> Data lines:
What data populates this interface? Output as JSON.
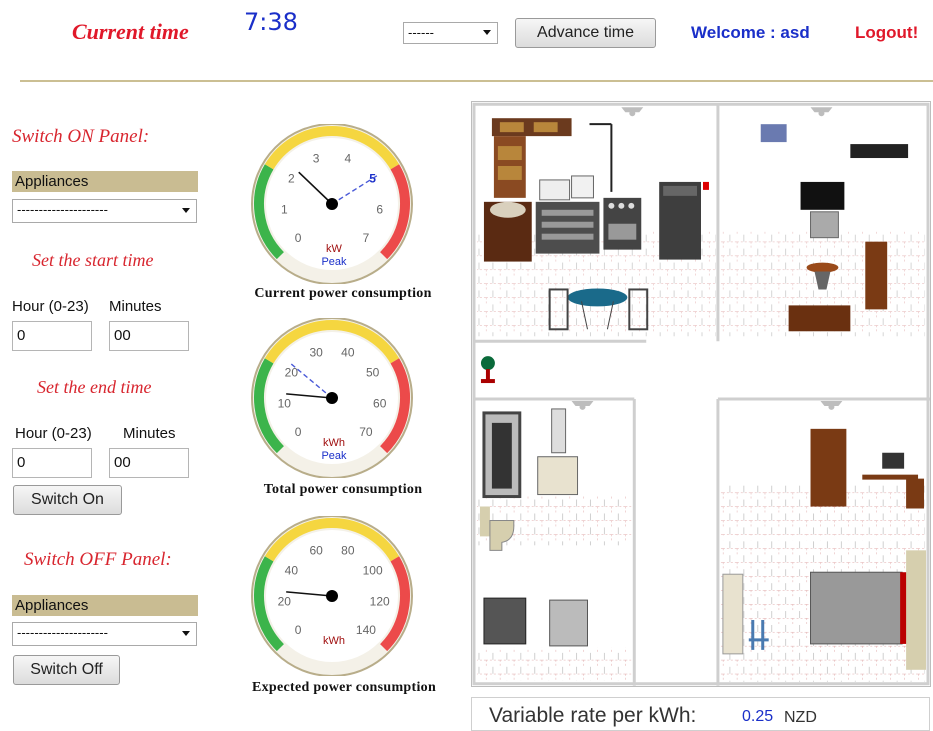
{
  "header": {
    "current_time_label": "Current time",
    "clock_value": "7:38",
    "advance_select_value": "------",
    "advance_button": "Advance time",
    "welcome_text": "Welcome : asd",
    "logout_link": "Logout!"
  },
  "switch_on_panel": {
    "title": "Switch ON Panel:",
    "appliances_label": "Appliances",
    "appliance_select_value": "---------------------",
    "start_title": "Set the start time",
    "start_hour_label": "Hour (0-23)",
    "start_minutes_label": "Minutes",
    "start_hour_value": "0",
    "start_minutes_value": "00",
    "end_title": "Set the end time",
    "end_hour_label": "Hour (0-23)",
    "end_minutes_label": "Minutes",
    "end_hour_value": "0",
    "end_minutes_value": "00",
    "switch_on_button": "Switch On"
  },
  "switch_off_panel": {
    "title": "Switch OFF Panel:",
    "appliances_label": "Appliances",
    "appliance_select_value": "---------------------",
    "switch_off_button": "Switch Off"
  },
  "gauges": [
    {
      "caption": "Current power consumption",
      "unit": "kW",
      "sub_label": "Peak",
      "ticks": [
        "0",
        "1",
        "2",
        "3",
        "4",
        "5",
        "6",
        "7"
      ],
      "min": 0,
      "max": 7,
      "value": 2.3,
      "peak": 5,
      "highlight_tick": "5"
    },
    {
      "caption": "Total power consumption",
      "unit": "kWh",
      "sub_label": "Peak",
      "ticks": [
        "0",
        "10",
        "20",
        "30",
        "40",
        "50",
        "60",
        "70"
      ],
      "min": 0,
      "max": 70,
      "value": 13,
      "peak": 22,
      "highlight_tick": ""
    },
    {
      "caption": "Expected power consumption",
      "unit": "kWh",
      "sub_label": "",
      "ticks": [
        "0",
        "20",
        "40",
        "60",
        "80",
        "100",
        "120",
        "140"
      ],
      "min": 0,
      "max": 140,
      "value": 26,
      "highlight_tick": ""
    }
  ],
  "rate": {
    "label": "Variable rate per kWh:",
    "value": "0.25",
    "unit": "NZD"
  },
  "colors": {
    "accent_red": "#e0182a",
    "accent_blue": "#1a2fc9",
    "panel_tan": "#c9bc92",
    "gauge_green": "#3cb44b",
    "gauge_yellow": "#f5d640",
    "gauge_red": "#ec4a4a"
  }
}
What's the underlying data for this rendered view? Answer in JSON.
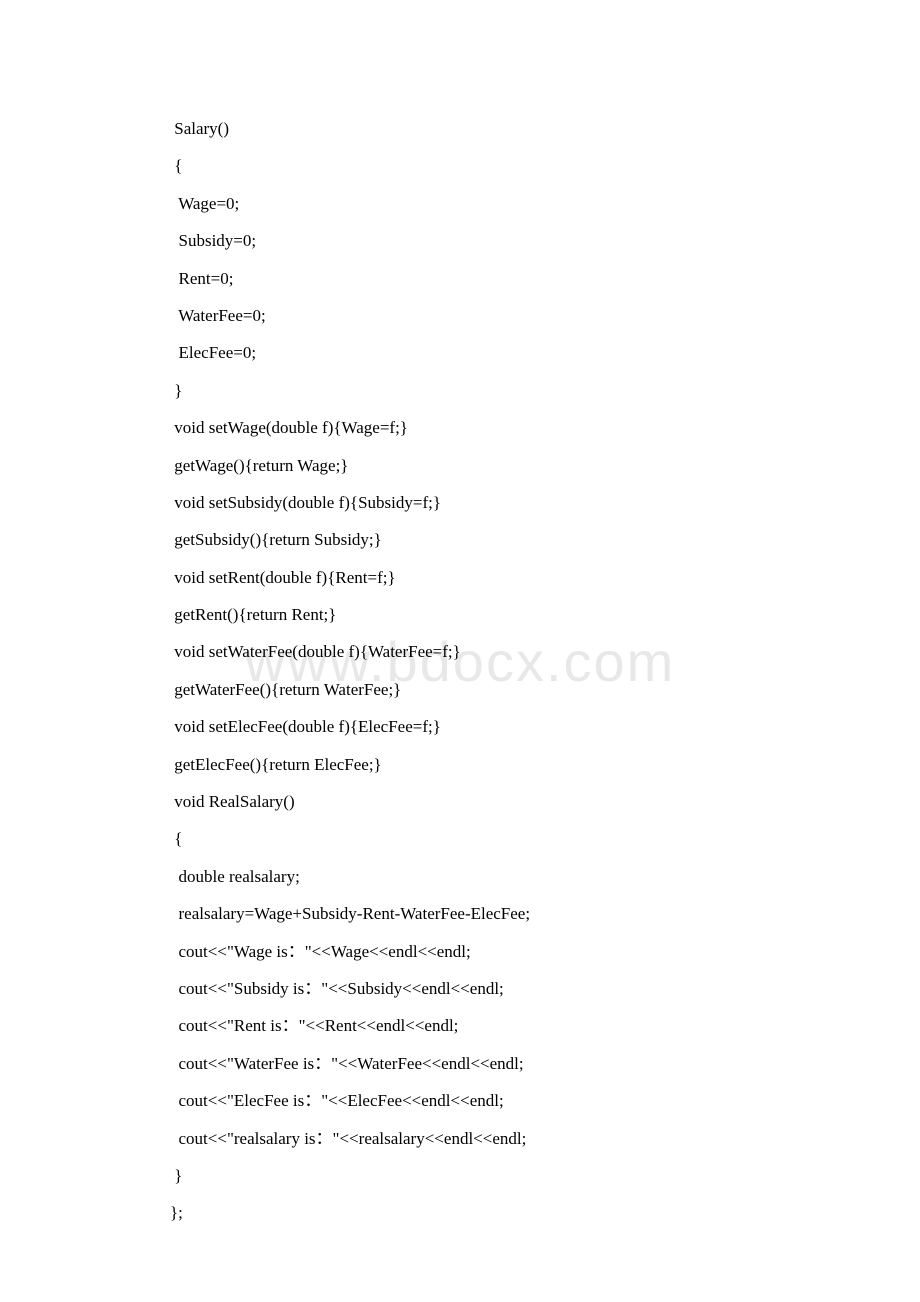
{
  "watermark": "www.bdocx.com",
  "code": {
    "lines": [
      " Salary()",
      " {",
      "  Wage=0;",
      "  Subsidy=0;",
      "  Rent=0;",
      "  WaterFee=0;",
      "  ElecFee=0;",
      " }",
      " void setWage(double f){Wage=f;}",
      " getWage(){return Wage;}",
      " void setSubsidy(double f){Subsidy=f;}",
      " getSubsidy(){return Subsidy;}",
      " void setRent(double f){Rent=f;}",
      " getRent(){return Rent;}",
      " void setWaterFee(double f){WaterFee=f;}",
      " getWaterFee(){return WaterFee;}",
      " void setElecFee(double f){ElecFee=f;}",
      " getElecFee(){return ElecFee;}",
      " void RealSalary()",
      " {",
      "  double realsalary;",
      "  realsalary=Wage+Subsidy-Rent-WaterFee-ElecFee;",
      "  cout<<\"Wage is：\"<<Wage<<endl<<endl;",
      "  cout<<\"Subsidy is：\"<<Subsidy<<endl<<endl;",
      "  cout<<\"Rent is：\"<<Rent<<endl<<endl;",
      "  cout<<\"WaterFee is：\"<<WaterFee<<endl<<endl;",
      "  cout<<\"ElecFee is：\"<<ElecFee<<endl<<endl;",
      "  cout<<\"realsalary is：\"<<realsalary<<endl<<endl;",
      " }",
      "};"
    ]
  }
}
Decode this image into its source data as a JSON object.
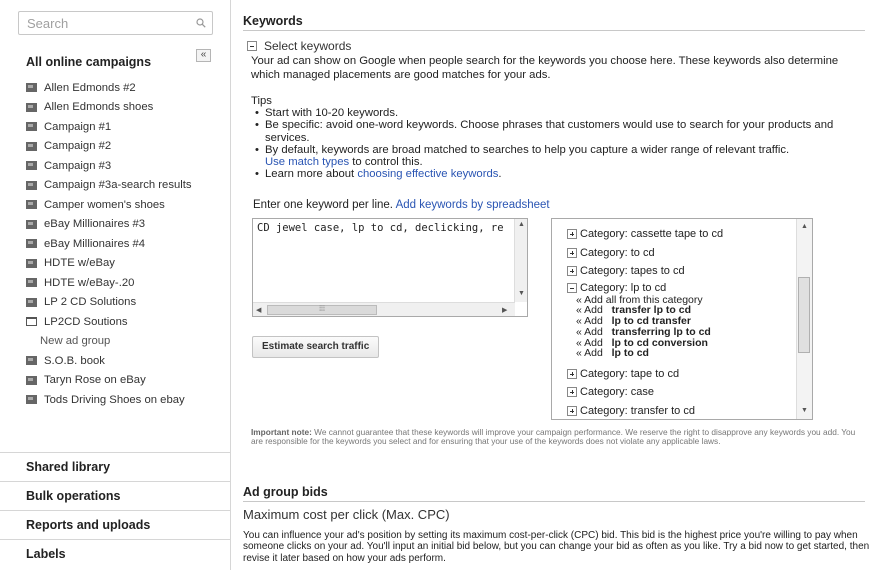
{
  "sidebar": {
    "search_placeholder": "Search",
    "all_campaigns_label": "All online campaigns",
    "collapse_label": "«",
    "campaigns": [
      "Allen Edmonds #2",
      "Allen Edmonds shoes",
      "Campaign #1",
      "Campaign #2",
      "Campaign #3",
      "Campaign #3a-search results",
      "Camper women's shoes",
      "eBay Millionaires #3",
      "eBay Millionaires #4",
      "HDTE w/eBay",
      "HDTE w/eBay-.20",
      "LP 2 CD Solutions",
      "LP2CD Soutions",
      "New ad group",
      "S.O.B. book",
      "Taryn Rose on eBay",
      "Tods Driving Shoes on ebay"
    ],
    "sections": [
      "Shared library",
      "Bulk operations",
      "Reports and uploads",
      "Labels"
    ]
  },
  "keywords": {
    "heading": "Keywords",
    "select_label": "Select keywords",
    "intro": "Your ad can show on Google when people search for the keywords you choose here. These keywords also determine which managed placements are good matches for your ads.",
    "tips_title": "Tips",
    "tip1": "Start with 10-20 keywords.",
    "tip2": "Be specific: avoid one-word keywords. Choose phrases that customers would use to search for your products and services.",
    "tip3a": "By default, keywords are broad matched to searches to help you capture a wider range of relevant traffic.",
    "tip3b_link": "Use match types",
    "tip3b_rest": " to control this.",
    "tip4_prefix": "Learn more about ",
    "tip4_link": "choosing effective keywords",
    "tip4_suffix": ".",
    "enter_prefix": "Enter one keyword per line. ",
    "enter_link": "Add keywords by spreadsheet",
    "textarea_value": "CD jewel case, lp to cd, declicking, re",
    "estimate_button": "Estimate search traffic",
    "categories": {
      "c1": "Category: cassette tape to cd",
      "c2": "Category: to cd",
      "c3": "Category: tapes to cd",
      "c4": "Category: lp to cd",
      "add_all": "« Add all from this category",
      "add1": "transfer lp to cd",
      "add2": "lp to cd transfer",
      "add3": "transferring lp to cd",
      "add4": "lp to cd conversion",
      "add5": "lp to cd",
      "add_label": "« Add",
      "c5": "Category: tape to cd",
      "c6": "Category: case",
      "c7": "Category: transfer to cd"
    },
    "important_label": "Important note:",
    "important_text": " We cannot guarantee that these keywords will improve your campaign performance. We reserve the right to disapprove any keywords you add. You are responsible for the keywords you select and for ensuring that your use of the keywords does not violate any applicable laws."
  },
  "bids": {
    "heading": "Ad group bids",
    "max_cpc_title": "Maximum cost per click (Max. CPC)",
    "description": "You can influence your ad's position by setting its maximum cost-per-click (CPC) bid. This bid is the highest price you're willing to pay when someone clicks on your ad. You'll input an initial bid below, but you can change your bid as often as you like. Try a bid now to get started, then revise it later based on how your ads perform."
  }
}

> What is required: Do not copy the pictures, but repeat every line exactly.

> Solution to this exercise:
What data populates this interface? Output as JSON.
{
  "header": {
    "current_time_label": "Current time",
    "clock_value": "7:38",
    "advance_select_value": "------",
    "advance_button": "Advance time",
    "welcome_text": "Welcome : asd",
    "logout_link": "Logout!"
  },
  "switch_on_panel": {
    "title": "Switch ON Panel:",
    "appliances_label": "Appliances",
    "appliance_select_value": "---------------------",
    "start_title": "Set the start time",
    "start_hour_label": "Hour (0-23)",
    "start_minutes_label": "Minutes",
    "start_hour_value": "0",
    "start_minutes_value": "00",
    "end_title": "Set the end time",
    "end_hour_label": "Hour (0-23)",
    "end_minutes_label": "Minutes",
    "end_hour_value": "0",
    "end_minutes_value": "00",
    "switch_on_button": "Switch On"
  },
  "switch_off_panel": {
    "title": "Switch OFF Panel:",
    "appliances_label": "Appliances",
    "appliance_select_value": "---------------------",
    "switch_off_button": "Switch Off"
  },
  "gauges": [
    {
      "caption": "Current power consumption",
      "unit": "kW",
      "sub_label": "Peak",
      "ticks": [
        "0",
        "1",
        "2",
        "3",
        "4",
        "5",
        "6",
        "7"
      ],
      "min": 0,
      "max": 7,
      "value": 2.3,
      "peak": 5,
      "highlight_tick": "5"
    },
    {
      "caption": "Total power consumption",
      "unit": "kWh",
      "sub_label": "Peak",
      "ticks": [
        "0",
        "10",
        "20",
        "30",
        "40",
        "50",
        "60",
        "70"
      ],
      "min": 0,
      "max": 70,
      "value": 13,
      "peak": 22,
      "highlight_tick": ""
    },
    {
      "caption": "Expected power consumption",
      "unit": "kWh",
      "sub_label": "",
      "ticks": [
        "0",
        "20",
        "40",
        "60",
        "80",
        "100",
        "120",
        "140"
      ],
      "min": 0,
      "max": 140,
      "value": 26,
      "highlight_tick": ""
    }
  ],
  "rate": {
    "label": "Variable rate per kWh:",
    "value": "0.25",
    "unit": "NZD"
  },
  "colors": {
    "accent_red": "#e0182a",
    "accent_blue": "#1a2fc9",
    "panel_tan": "#c9bc92",
    "gauge_green": "#3cb44b",
    "gauge_yellow": "#f5d640",
    "gauge_red": "#ec4a4a"
  }
}
What's the underlying data for this rendered view? Answer in JSON.
{
  "watermark": "www.bdocx.com",
  "code": {
    "lines": [
      " Salary()",
      " {",
      "  Wage=0;",
      "  Subsidy=0;",
      "  Rent=0;",
      "  WaterFee=0;",
      "  ElecFee=0;",
      " }",
      " void setWage(double f){Wage=f;}",
      " getWage(){return Wage;}",
      " void setSubsidy(double f){Subsidy=f;}",
      " getSubsidy(){return Subsidy;}",
      " void setRent(double f){Rent=f;}",
      " getRent(){return Rent;}",
      " void setWaterFee(double f){WaterFee=f;}",
      " getWaterFee(){return WaterFee;}",
      " void setElecFee(double f){ElecFee=f;}",
      " getElecFee(){return ElecFee;}",
      " void RealSalary()",
      " {",
      "  double realsalary;",
      "  realsalary=Wage+Subsidy-Rent-WaterFee-ElecFee;",
      "  cout<<\"Wage is：\"<<Wage<<endl<<endl;",
      "  cout<<\"Subsidy is：\"<<Subsidy<<endl<<endl;",
      "  cout<<\"Rent is：\"<<Rent<<endl<<endl;",
      "  cout<<\"WaterFee is：\"<<WaterFee<<endl<<endl;",
      "  cout<<\"ElecFee is：\"<<ElecFee<<endl<<endl;",
      "  cout<<\"realsalary is：\"<<realsalary<<endl<<endl;",
      " }",
      "};"
    ]
  }
}
Decode this image into its source data as a JSON object.
{
  "sidebar": {
    "search_placeholder": "Search",
    "all_campaigns_label": "All online campaigns",
    "collapse_label": "«",
    "campaigns": [
      "Allen Edmonds #2",
      "Allen Edmonds shoes",
      "Campaign #1",
      "Campaign #2",
      "Campaign #3",
      "Campaign #3a-search results",
      "Camper women's shoes",
      "eBay Millionaires #3",
      "eBay Millionaires #4",
      "HDTE w/eBay",
      "HDTE w/eBay-.20",
      "LP 2 CD Solutions",
      "LP2CD Soutions",
      "New ad group",
      "S.O.B. book",
      "Taryn Rose on eBay",
      "Tods Driving Shoes on ebay"
    ],
    "sections": [
      "Shared library",
      "Bulk operations",
      "Reports and uploads",
      "Labels"
    ]
  },
  "keywords": {
    "heading": "Keywords",
    "select_label": "Select keywords",
    "intro": "Your ad can show on Google when people search for the keywords you choose here. These keywords also determine which managed placements are good matches for your ads.",
    "tips_title": "Tips",
    "tip1": "Start with 10-20 keywords.",
    "tip2": "Be specific: avoid one-word keywords. Choose phrases that customers would use to search for your products and services.",
    "tip3a": "By default, keywords are broad matched to searches to help you capture a wider range of relevant traffic.",
    "tip3b_link": "Use match types",
    "tip3b_rest": " to control this.",
    "tip4_prefix": "Learn more about ",
    "tip4_link": "choosing effective keywords",
    "tip4_suffix": ".",
    "enter_prefix": "Enter one keyword per line. ",
    "enter_link": "Add keywords by spreadsheet",
    "textarea_value": "CD jewel case, lp to cd, declicking, re",
    "estimate_button": "Estimate search traffic",
    "categories": {
      "c1": "Category: cassette tape to cd",
      "c2": "Category: to cd",
      "c3": "Category: tapes to cd",
      "c4": "Category: lp to cd",
      "add_all": "« Add all from this category",
      "add1": "transfer lp to cd",
      "add2": "lp to cd transfer",
      "add3": "transferring lp to cd",
      "add4": "lp to cd conversion",
      "add5": "lp to cd",
      "add_label": "« Add",
      "c5": "Category: tape to cd",
      "c6": "Category: case",
      "c7": "Category: transfer to cd"
    },
    "important_label": "Important note:",
    "important_text": " We cannot guarantee that these keywords will improve your campaign performance. We reserve the right to disapprove any keywords you add. You are responsible for the keywords you select and for ensuring that your use of the keywords does not violate any applicable laws."
  },
  "bids": {
    "heading": "Ad group bids",
    "max_cpc_title": "Maximum cost per click (Max. CPC)",
    "description": "You can influence your ad's position by setting its maximum cost-per-click (CPC) bid. This bid is the highest price you're willing to pay when someone clicks on your ad. You'll input an initial bid below, but you can change your bid as often as you like. Try a bid now to get started, then revise it later based on how your ads perform."
  }
}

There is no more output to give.